Exercise inputs:

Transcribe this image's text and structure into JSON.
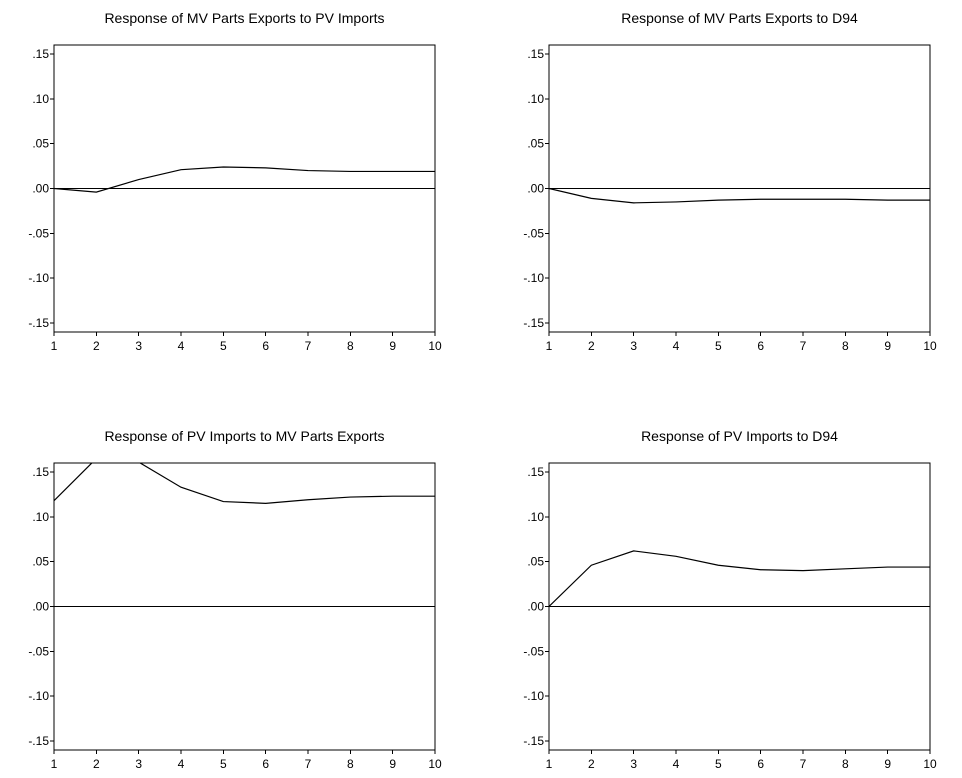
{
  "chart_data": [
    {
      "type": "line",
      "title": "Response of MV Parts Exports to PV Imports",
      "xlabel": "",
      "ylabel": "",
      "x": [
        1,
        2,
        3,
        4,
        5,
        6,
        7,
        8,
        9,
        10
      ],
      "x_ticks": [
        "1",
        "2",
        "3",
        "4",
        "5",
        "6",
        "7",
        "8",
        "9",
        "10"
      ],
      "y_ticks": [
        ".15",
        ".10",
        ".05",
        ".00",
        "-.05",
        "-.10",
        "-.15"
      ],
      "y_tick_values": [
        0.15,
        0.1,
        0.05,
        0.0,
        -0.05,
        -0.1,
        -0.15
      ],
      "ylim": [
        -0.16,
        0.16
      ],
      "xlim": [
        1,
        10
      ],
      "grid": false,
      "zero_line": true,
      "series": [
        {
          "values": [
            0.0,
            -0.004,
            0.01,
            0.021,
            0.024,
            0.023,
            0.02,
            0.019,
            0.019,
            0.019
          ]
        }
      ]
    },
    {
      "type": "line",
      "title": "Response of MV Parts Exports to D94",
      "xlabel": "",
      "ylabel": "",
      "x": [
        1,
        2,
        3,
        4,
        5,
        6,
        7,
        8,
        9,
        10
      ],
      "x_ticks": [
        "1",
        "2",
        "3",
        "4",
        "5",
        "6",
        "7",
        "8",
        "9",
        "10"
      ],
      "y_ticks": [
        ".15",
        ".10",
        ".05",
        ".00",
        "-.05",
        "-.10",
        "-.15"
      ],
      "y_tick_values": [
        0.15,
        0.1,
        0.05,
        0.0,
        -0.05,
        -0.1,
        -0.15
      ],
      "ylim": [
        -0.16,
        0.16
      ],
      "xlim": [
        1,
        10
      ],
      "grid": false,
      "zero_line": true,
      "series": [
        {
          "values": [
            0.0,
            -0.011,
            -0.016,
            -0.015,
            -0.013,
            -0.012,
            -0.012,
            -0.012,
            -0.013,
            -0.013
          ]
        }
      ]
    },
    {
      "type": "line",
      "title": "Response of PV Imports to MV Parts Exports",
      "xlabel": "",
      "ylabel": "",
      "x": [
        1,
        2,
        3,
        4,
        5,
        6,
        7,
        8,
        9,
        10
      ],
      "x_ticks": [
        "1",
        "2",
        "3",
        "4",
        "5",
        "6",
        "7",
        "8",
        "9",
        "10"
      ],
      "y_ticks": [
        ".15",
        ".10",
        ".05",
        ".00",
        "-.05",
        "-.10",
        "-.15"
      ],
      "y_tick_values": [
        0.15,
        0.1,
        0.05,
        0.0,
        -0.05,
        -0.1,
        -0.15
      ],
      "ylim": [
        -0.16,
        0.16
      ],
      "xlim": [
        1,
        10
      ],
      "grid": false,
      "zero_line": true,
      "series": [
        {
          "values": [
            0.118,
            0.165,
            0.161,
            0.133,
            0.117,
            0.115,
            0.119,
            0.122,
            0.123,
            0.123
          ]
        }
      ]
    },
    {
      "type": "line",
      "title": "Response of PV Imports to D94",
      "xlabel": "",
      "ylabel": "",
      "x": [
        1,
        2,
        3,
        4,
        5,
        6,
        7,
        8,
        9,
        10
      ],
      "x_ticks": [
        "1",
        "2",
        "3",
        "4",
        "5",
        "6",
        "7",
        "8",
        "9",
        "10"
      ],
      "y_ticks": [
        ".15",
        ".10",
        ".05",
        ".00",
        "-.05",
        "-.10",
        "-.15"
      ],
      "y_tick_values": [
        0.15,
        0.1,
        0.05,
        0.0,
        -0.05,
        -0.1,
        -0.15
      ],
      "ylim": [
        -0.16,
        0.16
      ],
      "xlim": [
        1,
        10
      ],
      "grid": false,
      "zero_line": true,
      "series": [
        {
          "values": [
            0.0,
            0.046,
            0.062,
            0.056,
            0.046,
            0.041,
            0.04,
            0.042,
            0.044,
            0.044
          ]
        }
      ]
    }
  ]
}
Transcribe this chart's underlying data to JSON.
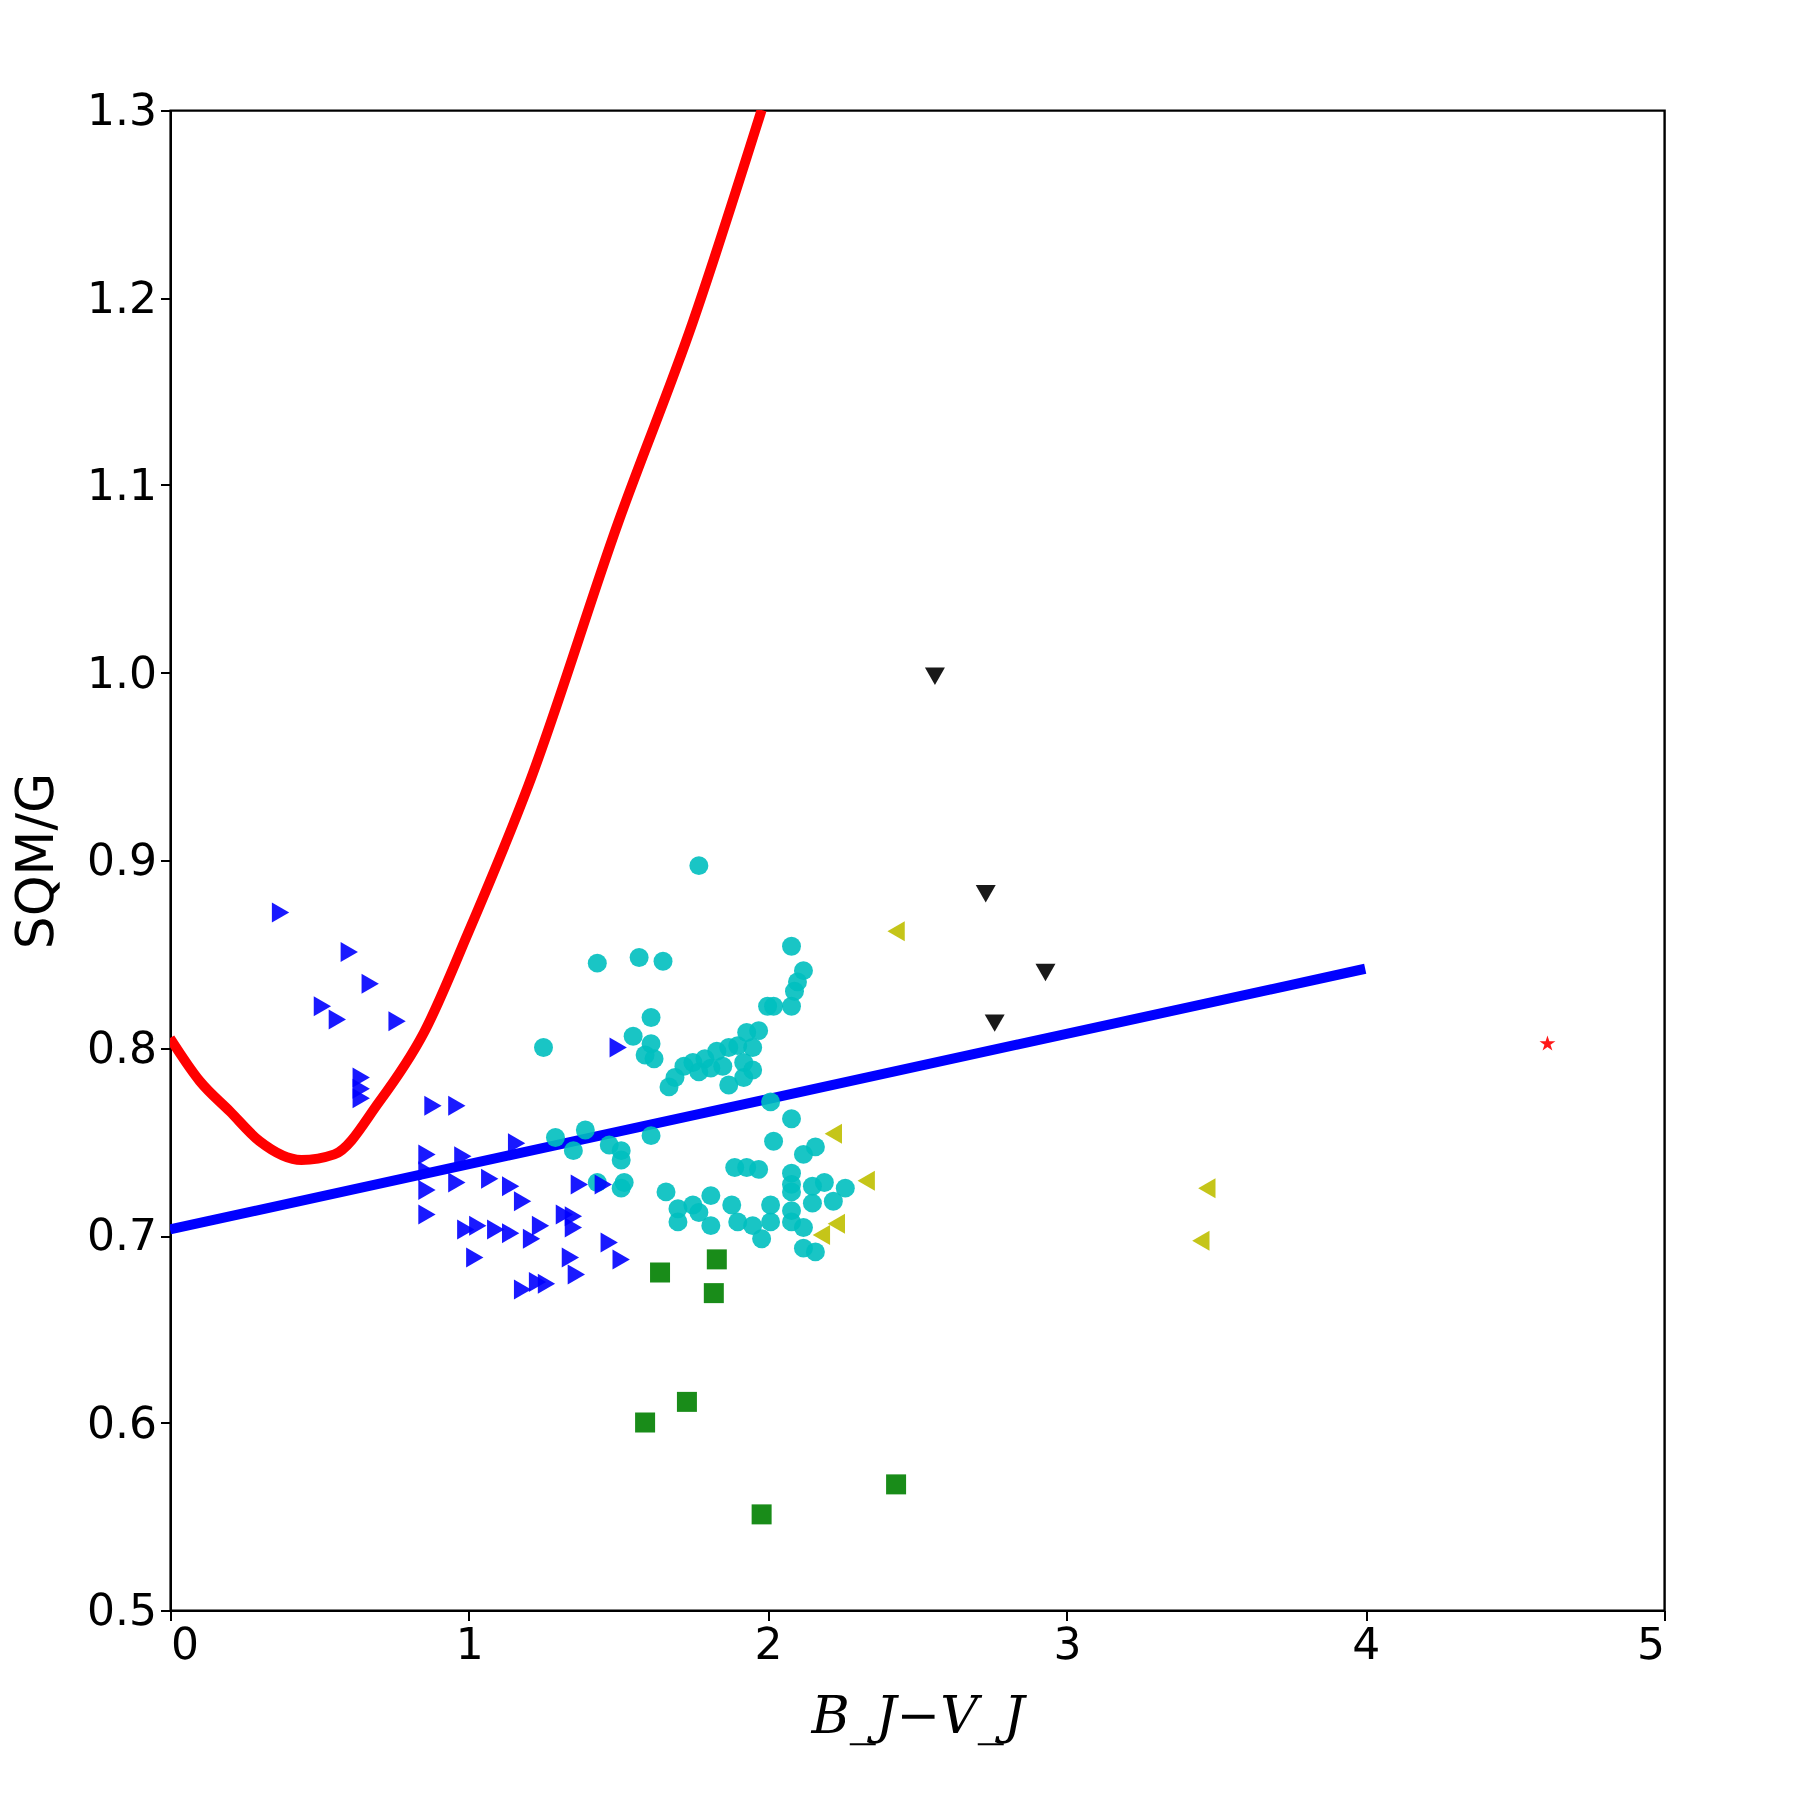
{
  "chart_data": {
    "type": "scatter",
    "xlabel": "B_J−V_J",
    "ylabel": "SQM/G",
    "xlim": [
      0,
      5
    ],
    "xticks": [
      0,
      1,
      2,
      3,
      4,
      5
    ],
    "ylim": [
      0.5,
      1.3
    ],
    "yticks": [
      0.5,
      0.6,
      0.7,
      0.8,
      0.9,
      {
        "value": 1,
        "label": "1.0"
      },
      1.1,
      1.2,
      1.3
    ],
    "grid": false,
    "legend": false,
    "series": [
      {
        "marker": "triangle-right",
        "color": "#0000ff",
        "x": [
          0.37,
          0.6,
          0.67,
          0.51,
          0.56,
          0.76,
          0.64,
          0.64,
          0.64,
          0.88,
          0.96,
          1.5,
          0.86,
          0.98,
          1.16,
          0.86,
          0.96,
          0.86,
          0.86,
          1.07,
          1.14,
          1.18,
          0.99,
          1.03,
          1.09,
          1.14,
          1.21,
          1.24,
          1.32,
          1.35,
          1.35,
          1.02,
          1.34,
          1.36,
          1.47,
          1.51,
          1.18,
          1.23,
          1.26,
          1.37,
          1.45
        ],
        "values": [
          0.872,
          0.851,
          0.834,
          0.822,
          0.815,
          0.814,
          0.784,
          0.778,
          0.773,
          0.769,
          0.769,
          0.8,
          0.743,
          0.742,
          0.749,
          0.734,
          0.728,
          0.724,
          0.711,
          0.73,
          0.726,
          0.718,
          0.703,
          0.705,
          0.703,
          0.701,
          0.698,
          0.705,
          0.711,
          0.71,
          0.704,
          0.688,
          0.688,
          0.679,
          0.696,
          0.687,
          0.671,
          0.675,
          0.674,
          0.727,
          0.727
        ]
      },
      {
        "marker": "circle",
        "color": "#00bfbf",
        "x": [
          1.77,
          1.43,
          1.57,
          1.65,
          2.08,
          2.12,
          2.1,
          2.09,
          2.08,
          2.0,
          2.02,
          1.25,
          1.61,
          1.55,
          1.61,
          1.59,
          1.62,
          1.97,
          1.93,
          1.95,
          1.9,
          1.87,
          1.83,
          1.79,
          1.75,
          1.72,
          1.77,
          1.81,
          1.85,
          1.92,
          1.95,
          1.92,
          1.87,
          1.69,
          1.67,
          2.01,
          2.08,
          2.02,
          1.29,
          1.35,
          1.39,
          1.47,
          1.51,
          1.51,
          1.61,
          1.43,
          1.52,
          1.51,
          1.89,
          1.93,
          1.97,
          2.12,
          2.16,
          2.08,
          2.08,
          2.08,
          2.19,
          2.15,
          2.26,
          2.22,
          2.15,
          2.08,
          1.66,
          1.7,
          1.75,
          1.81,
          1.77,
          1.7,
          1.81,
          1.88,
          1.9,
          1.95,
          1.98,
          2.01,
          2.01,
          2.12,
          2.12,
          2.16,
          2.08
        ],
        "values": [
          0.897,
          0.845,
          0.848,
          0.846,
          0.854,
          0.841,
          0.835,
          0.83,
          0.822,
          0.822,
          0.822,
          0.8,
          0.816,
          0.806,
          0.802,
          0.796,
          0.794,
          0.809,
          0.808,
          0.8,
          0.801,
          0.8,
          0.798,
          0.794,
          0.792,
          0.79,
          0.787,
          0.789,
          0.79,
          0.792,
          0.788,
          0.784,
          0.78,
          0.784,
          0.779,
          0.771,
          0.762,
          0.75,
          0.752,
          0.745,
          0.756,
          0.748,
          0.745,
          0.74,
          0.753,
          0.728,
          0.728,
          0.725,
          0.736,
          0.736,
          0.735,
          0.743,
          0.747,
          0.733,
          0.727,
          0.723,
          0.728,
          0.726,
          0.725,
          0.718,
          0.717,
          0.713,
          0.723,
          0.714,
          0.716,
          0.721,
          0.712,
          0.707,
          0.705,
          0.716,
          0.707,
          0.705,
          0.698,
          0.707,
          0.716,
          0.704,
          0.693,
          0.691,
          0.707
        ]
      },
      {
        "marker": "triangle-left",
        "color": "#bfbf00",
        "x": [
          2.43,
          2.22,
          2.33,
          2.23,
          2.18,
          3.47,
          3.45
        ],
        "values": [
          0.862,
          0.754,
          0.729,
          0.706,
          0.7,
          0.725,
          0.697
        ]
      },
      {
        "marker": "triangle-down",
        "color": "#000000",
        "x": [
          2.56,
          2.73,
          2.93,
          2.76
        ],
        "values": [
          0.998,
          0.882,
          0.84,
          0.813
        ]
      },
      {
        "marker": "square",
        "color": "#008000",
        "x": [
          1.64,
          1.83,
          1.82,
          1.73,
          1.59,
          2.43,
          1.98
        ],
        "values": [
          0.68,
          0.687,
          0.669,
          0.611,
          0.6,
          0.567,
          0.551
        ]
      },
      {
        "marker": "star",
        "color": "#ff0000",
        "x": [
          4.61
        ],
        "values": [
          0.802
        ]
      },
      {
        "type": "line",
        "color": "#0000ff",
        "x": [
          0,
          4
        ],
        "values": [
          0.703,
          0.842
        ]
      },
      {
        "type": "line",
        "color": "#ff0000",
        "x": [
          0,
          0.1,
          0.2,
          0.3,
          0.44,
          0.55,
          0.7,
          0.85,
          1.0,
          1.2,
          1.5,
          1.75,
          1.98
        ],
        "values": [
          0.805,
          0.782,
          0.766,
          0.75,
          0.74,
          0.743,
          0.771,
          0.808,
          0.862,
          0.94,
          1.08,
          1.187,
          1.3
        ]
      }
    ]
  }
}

* * *

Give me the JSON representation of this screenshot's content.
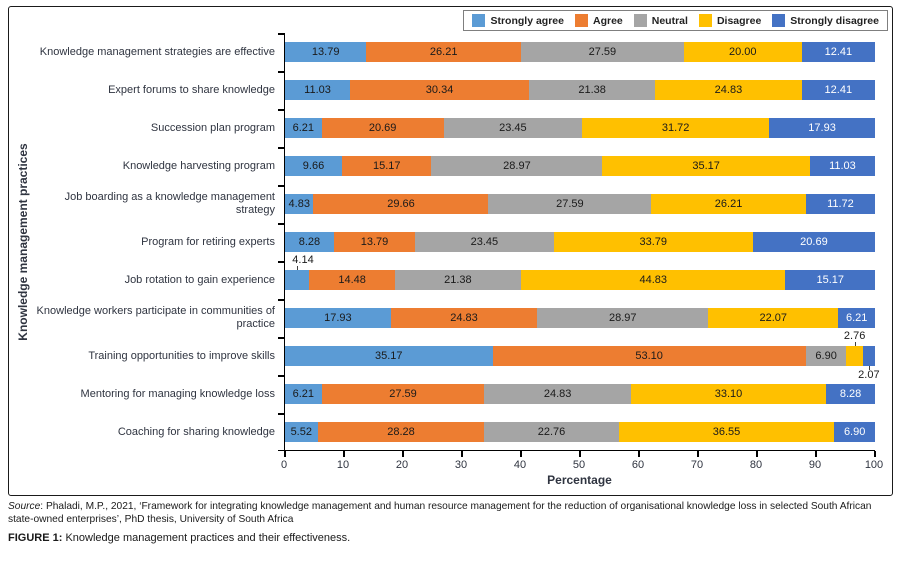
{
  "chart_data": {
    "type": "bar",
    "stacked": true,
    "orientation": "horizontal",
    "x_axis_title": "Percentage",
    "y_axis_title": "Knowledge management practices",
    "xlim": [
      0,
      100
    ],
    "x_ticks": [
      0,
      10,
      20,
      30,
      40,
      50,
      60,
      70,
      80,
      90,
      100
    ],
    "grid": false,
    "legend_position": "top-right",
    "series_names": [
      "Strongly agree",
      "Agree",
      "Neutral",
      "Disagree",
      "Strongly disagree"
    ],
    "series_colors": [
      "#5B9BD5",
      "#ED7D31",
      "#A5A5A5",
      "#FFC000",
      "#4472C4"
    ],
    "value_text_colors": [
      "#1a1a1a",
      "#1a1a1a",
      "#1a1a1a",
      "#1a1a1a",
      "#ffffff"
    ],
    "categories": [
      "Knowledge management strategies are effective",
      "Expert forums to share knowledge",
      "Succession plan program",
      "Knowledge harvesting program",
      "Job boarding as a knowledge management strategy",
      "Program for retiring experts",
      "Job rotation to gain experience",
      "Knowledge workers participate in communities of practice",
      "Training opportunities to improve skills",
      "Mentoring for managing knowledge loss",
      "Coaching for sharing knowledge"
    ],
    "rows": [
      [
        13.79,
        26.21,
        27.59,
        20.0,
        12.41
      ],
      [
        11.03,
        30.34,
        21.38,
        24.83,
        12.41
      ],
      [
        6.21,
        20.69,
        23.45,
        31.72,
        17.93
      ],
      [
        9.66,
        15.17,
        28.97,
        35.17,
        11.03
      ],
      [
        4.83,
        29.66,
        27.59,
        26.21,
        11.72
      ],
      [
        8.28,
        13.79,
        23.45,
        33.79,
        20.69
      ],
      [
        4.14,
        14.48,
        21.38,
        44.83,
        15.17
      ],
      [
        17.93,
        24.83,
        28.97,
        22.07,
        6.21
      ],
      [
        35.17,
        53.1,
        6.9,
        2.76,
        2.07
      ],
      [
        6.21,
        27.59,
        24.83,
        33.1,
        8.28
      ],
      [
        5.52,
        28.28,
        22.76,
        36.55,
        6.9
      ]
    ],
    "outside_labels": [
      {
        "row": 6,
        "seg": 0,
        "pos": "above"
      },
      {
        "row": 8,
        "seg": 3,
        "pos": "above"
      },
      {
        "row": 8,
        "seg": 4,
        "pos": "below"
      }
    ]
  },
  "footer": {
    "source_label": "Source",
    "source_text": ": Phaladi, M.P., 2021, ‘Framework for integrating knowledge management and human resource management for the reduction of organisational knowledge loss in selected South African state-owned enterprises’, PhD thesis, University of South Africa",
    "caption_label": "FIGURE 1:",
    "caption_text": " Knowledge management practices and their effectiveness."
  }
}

What is needed:
Each line that holds the word "Transcribe" is to be copied.

Reply to the exercise:
Transcribe this image's text and structure into JSON.
Transcribe this chart's underlying data to JSON.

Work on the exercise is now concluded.